[Data records]
— BEGIN —

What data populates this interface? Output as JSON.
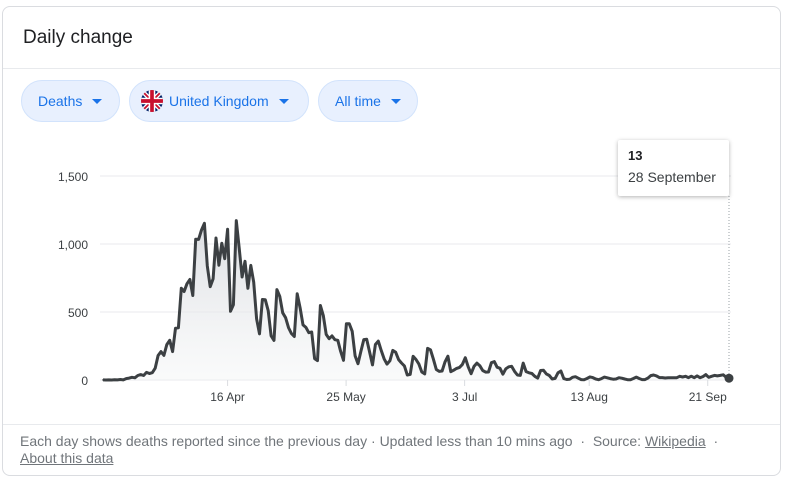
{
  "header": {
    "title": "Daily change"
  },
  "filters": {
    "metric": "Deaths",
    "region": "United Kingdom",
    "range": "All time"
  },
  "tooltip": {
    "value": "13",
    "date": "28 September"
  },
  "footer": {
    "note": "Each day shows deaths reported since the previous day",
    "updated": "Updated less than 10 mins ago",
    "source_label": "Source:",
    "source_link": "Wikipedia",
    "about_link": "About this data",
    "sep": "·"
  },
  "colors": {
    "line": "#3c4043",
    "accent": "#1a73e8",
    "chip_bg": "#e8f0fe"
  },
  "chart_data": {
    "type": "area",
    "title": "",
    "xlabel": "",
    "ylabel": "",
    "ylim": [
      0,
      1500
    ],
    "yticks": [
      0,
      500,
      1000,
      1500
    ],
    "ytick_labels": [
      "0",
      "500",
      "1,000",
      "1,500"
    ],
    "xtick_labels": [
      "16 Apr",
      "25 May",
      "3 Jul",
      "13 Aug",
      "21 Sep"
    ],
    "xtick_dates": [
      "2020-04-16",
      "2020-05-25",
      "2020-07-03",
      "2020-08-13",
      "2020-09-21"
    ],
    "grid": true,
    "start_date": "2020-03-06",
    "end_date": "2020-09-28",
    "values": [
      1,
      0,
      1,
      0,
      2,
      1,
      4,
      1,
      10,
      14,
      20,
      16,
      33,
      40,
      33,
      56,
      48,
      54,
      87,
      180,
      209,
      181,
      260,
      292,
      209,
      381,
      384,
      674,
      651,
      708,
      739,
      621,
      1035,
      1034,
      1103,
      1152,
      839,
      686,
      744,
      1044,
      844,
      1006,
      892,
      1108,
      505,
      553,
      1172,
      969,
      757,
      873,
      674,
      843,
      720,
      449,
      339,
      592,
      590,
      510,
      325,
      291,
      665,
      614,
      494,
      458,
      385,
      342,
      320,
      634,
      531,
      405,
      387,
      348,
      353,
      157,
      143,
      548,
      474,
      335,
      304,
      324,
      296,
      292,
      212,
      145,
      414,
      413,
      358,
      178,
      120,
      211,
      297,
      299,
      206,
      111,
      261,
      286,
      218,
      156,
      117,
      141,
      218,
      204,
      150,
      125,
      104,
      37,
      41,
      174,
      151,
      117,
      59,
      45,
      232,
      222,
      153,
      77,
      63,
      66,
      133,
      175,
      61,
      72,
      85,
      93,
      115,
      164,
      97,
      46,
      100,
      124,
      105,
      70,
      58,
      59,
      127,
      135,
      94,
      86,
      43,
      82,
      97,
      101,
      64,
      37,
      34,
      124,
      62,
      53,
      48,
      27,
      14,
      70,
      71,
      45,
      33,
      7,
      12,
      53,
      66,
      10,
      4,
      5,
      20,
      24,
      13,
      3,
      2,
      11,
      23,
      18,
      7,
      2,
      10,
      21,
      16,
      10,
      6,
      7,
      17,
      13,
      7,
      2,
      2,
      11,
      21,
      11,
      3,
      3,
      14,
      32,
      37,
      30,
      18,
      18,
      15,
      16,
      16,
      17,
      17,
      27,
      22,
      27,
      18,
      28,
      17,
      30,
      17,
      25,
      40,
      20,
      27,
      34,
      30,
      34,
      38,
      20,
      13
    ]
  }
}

— END —
— BEGIN —

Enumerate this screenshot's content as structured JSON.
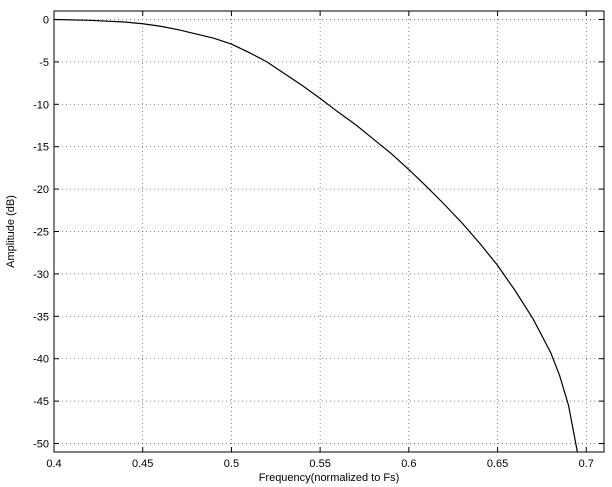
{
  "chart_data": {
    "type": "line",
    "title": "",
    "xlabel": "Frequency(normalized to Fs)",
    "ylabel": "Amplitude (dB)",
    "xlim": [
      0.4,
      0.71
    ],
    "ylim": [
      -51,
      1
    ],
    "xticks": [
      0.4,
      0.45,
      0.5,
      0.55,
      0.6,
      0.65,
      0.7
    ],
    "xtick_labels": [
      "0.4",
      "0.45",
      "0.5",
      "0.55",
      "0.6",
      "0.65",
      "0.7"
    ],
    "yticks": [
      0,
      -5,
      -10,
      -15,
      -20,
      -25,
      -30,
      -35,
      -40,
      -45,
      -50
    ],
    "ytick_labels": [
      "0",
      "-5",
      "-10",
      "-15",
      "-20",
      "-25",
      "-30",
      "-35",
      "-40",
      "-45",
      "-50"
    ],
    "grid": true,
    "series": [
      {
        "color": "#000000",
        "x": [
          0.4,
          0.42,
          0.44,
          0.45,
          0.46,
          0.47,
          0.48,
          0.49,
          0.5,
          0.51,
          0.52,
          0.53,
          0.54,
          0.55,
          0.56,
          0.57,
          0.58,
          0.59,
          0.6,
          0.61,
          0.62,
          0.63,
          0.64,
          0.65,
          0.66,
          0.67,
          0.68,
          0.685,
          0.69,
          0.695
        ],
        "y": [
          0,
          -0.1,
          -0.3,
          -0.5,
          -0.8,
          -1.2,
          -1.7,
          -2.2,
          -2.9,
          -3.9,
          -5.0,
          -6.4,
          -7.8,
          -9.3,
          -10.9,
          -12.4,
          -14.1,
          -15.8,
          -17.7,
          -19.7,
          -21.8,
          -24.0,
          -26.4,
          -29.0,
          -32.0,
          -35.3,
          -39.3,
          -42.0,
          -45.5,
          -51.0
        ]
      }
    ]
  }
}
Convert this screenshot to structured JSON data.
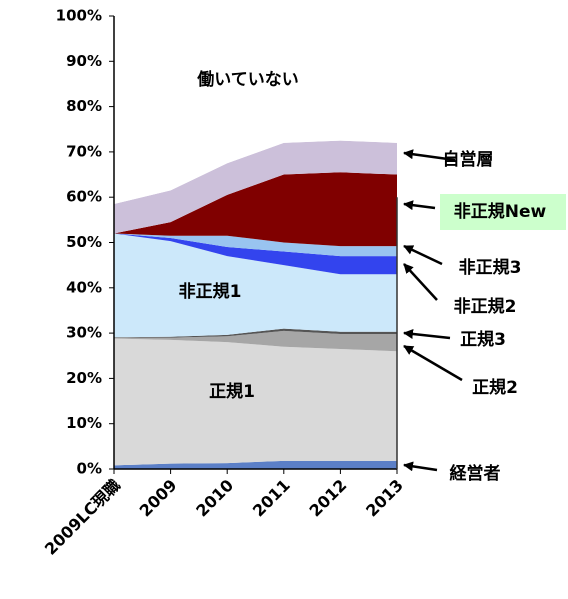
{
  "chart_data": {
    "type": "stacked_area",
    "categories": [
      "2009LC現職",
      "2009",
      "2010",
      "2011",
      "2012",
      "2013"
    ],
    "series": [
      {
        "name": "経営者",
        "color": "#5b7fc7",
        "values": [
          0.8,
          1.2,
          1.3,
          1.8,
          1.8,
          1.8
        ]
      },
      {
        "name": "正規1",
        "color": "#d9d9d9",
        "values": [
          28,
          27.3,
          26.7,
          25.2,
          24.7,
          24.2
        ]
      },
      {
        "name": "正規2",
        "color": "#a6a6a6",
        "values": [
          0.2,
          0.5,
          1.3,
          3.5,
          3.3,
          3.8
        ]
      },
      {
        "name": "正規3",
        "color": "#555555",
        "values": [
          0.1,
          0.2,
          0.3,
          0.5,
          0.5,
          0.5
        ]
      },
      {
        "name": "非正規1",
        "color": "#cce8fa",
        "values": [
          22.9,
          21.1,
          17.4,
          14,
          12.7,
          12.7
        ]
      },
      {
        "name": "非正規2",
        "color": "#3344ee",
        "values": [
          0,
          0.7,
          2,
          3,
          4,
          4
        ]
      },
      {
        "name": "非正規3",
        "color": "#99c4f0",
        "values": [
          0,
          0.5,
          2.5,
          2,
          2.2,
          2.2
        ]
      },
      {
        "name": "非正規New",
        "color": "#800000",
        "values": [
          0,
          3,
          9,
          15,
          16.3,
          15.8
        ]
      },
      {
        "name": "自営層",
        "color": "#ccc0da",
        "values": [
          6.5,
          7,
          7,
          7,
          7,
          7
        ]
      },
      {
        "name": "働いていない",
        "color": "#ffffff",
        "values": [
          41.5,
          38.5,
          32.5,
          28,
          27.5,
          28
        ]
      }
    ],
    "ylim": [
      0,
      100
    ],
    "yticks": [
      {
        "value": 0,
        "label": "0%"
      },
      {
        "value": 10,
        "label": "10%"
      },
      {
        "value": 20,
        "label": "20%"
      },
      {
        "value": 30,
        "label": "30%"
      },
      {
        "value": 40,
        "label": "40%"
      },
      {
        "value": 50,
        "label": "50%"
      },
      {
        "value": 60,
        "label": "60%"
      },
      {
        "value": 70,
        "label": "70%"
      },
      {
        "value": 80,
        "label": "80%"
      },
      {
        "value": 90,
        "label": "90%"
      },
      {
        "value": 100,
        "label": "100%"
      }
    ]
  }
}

— END —
— BEGIN —

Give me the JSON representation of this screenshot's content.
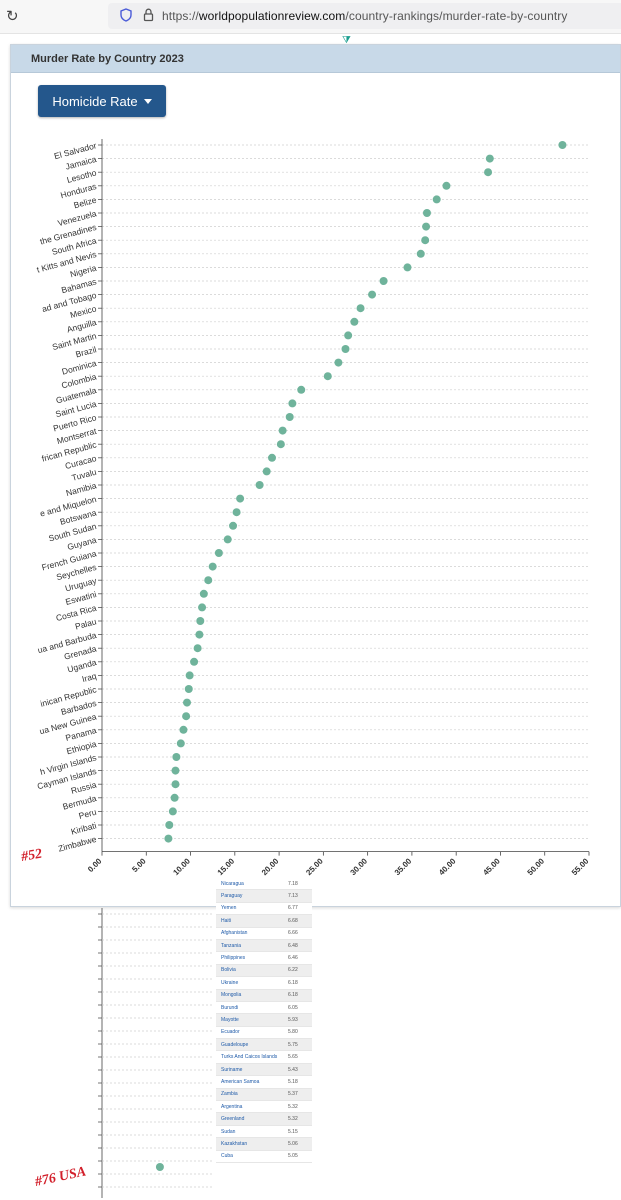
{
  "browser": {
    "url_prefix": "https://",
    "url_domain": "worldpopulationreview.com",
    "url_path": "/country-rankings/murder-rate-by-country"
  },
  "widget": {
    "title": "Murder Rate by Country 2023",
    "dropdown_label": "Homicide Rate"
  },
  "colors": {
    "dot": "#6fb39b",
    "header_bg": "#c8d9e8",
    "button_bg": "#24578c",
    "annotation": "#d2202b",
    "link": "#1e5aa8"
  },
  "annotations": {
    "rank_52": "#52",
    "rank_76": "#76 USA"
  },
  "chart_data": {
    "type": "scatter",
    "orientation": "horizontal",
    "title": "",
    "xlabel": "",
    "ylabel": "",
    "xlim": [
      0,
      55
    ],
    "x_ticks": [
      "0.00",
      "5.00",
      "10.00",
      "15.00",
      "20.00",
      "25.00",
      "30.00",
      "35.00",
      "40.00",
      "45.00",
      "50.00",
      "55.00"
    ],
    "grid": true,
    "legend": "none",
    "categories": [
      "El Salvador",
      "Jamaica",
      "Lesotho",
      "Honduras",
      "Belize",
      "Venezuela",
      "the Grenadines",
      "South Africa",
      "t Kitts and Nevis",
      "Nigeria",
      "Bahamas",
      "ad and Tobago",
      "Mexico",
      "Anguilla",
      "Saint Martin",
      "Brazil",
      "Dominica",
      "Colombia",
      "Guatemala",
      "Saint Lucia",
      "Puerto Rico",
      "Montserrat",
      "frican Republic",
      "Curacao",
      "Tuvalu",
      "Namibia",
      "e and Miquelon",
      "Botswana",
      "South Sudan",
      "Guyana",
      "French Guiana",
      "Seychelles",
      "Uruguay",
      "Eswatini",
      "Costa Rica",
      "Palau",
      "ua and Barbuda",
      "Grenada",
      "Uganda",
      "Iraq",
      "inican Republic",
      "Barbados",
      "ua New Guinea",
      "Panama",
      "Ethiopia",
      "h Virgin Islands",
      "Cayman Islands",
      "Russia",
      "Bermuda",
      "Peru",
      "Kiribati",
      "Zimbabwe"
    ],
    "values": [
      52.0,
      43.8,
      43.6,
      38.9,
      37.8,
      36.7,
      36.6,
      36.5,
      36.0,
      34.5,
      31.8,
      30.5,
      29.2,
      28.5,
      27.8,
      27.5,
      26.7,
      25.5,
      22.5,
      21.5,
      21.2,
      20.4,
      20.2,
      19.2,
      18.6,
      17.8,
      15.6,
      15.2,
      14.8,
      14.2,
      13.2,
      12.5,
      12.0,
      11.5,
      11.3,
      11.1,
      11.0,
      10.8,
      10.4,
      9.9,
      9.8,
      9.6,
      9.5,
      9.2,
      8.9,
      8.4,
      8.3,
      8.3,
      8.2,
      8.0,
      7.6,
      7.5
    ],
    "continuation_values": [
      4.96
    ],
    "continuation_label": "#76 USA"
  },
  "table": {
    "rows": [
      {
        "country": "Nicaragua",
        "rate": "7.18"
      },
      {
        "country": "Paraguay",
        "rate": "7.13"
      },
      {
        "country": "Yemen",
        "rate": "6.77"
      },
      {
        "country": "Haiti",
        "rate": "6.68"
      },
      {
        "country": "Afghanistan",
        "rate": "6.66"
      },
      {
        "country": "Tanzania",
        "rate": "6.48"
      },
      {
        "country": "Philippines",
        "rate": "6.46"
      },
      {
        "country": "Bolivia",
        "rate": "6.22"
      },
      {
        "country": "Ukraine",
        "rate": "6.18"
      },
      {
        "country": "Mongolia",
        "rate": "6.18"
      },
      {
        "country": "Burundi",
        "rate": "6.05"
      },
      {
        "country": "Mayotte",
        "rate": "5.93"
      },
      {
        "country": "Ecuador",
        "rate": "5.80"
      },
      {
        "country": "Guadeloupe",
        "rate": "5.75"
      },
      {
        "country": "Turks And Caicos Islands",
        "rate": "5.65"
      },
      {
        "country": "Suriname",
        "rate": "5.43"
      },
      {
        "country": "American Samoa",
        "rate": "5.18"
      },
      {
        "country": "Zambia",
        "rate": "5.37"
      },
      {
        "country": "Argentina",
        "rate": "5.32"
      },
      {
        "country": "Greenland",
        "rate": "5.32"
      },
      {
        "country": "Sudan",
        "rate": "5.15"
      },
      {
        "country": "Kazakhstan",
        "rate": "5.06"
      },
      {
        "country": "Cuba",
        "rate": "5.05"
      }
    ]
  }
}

— END —

--- To be done ---
Each line in the data that holds the string "structured" should be found and copied.

--- Problem solution ---
Enumerate this screenshot's content as structured JSON.
Convert this screenshot to structured JSON data.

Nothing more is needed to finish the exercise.